** Start of Listed records **
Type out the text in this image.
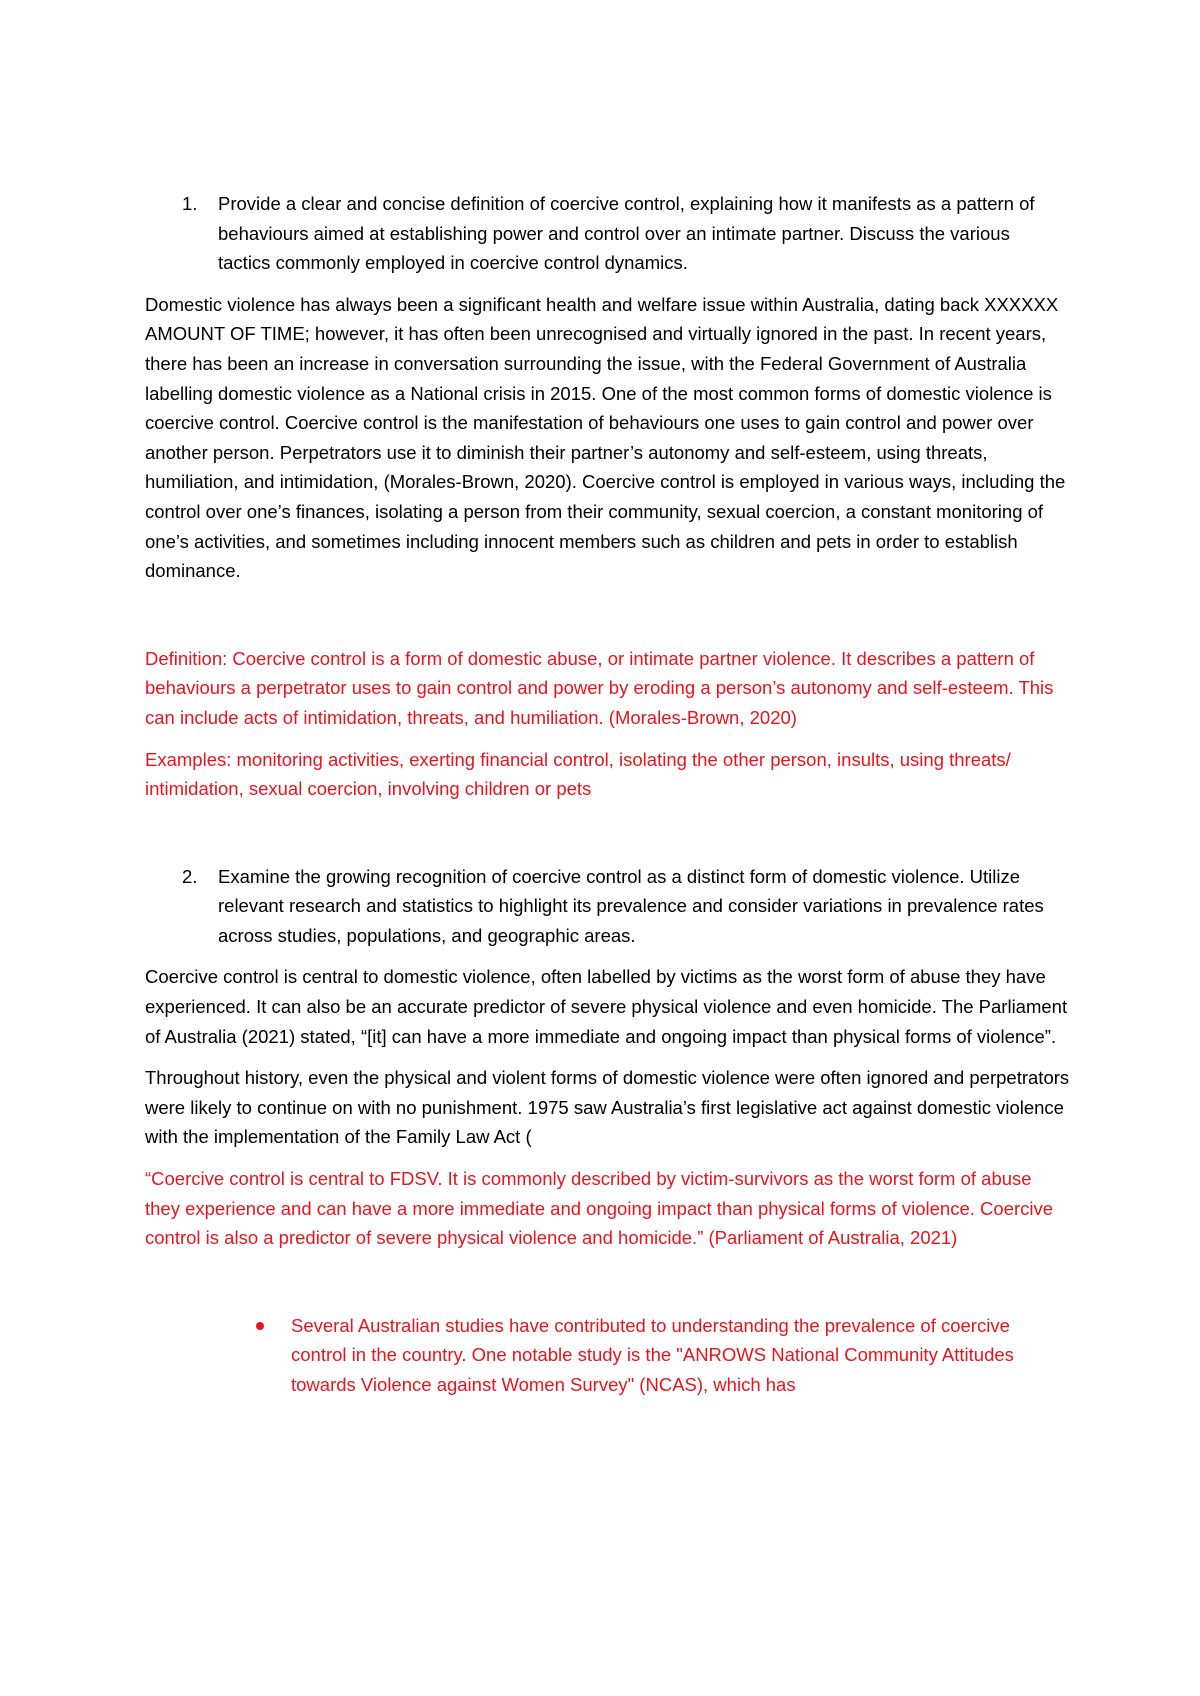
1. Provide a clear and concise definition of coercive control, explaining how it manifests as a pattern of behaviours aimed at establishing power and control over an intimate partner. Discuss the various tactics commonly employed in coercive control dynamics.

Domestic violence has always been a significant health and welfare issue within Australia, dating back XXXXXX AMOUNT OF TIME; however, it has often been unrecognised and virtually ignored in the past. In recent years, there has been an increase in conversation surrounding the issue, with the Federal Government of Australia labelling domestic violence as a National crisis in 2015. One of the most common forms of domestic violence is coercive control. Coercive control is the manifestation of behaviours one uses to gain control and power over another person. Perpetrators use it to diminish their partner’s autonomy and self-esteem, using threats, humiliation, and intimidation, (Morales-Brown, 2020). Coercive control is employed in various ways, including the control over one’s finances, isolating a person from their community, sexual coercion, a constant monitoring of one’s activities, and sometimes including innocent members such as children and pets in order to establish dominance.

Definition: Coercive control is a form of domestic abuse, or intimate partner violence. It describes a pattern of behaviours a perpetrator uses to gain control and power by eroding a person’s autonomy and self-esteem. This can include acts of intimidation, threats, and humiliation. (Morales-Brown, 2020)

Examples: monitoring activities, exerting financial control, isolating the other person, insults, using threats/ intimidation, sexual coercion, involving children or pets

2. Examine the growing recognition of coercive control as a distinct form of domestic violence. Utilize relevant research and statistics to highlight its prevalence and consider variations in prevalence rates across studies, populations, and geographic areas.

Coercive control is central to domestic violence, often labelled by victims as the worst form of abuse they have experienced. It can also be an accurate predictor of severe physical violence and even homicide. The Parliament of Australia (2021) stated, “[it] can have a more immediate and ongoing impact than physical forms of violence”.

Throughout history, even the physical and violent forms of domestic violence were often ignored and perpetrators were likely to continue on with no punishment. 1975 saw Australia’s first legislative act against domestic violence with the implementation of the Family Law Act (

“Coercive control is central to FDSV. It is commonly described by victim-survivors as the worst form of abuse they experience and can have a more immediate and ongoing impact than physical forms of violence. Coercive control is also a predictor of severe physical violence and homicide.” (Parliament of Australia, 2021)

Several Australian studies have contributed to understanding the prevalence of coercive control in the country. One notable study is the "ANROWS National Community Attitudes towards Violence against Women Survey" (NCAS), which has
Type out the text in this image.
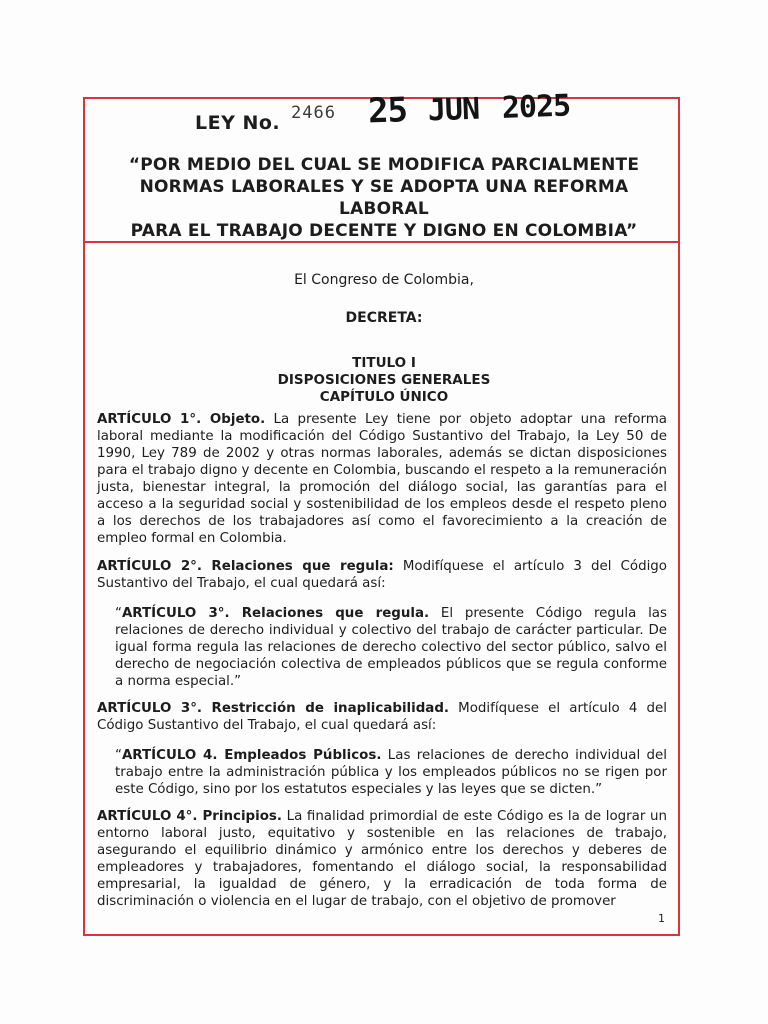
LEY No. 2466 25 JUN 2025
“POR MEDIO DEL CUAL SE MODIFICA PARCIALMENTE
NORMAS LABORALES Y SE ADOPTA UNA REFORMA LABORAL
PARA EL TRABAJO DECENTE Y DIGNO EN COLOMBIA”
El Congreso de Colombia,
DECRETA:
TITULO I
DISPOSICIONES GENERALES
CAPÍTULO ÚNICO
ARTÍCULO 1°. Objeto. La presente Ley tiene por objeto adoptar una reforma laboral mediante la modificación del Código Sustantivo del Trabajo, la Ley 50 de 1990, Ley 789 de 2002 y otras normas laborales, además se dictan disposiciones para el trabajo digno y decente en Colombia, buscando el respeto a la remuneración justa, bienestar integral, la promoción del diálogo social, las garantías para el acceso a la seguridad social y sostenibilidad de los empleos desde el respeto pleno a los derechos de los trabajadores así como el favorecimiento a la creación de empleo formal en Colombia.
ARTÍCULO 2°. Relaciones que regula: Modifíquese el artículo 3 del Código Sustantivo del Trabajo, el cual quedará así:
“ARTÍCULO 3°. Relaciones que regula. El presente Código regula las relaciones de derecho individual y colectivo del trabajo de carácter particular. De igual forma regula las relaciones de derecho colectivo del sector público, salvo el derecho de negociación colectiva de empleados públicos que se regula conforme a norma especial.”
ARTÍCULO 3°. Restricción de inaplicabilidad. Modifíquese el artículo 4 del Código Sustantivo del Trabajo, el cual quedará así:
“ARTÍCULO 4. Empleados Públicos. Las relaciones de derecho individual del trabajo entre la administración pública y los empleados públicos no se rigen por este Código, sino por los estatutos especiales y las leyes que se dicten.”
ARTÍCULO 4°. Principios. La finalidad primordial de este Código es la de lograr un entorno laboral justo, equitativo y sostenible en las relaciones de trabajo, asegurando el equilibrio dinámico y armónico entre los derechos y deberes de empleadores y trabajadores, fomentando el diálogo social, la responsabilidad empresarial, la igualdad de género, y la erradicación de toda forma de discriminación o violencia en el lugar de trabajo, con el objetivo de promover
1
** End of Listed records **
• [Problem statement] Set each line of the records down exactly, leaving every picture out.

• [Answer to the problem]
Type out the text in this image.
1. Provide a clear and concise definition of coercive control, explaining how it manifests as a pattern of behaviours aimed at establishing power and control over an intimate partner. Discuss the various tactics commonly employed in coercive control dynamics.

Domestic violence has always been a significant health and welfare issue within Australia, dating back XXXXXX AMOUNT OF TIME; however, it has often been unrecognised and virtually ignored in the past. In recent years, there has been an increase in conversation surrounding the issue, with the Federal Government of Australia labelling domestic violence as a National crisis in 2015. One of the most common forms of domestic violence is coercive control. Coercive control is the manifestation of behaviours one uses to gain control and power over another person. Perpetrators use it to diminish their partner’s autonomy and self-esteem, using threats, humiliation, and intimidation, (Morales-Brown, 2020). Coercive control is employed in various ways, including the control over one’s finances, isolating a person from their community, sexual coercion, a constant monitoring of one’s activities, and sometimes including innocent members such as children and pets in order to establish dominance.

Definition: Coercive control is a form of domestic abuse, or intimate partner violence. It describes a pattern of behaviours a perpetrator uses to gain control and power by eroding a person’s autonomy and self-esteem. This can include acts of intimidation, threats, and humiliation. (Morales-Brown, 2020)

Examples: monitoring activities, exerting financial control, isolating the other person, insults, using threats/ intimidation, sexual coercion, involving children or pets

2. Examine the growing recognition of coercive control as a distinct form of domestic violence. Utilize relevant research and statistics to highlight its prevalence and consider variations in prevalence rates across studies, populations, and geographic areas.

Coercive control is central to domestic violence, often labelled by victims as the worst form of abuse they have experienced. It can also be an accurate predictor of severe physical violence and even homicide. The Parliament of Australia (2021) stated, “[it] can have a more immediate and ongoing impact than physical forms of violence”.

Throughout history, even the physical and violent forms of domestic violence were often ignored and perpetrators were likely to continue on with no punishment. 1975 saw Australia’s first legislative act against domestic violence with the implementation of the Family Law Act (

“Coercive control is central to FDSV. It is commonly described by victim-survivors as the worst form of abuse they experience and can have a more immediate and ongoing impact than physical forms of violence. Coercive control is also a predictor of severe physical violence and homicide.” (Parliament of Australia, 2021)

Several Australian studies have contributed to understanding the prevalence of coercive control in the country. One notable study is the "ANROWS National Community Attitudes towards Violence against Women Survey" (NCAS), which has
Type out the text in this image.
LEY No. 2466 25 JUN 2025
“POR MEDIO DEL CUAL SE MODIFICA PARCIALMENTE
NORMAS LABORALES Y SE ADOPTA UNA REFORMA LABORAL
PARA EL TRABAJO DECENTE Y DIGNO EN COLOMBIA”
El Congreso de Colombia,
DECRETA:
TITULO I
DISPOSICIONES GENERALES
CAPÍTULO ÚNICO
ARTÍCULO 1°. Objeto. La presente Ley tiene por objeto adoptar una reforma laboral mediante la modificación del Código Sustantivo del Trabajo, la Ley 50 de 1990, Ley 789 de 2002 y otras normas laborales, además se dictan disposiciones para el trabajo digno y decente en Colombia, buscando el respeto a la remuneración justa, bienestar integral, la promoción del diálogo social, las garantías para el acceso a la seguridad social y sostenibilidad de los empleos desde el respeto pleno a los derechos de los trabajadores así como el favorecimiento a la creación de empleo formal en Colombia.
ARTÍCULO 2°. Relaciones que regula: Modifíquese el artículo 3 del Código Sustantivo del Trabajo, el cual quedará así:
“ARTÍCULO 3°. Relaciones que regula. El presente Código regula las relaciones de derecho individual y colectivo del trabajo de carácter particular. De igual forma regula las relaciones de derecho colectivo del sector público, salvo el derecho de negociación colectiva de empleados públicos que se regula conforme a norma especial.”
ARTÍCULO 3°. Restricción de inaplicabilidad. Modifíquese el artículo 4 del Código Sustantivo del Trabajo, el cual quedará así:
“ARTÍCULO 4. Empleados Públicos. Las relaciones de derecho individual del trabajo entre la administración pública y los empleados públicos no se rigen por este Código, sino por los estatutos especiales y las leyes que se dicten.”
ARTÍCULO 4°. Principios. La finalidad primordial de este Código es la de lograr un entorno laboral justo, equitativo y sostenible en las relaciones de trabajo, asegurando el equilibrio dinámico y armónico entre los derechos y deberes de empleadores y trabajadores, fomentando el diálogo social, la responsabilidad empresarial, la igualdad de género, y la erradicación de toda forma de discriminación o violencia en el lugar de trabajo, con el objetivo de promover
1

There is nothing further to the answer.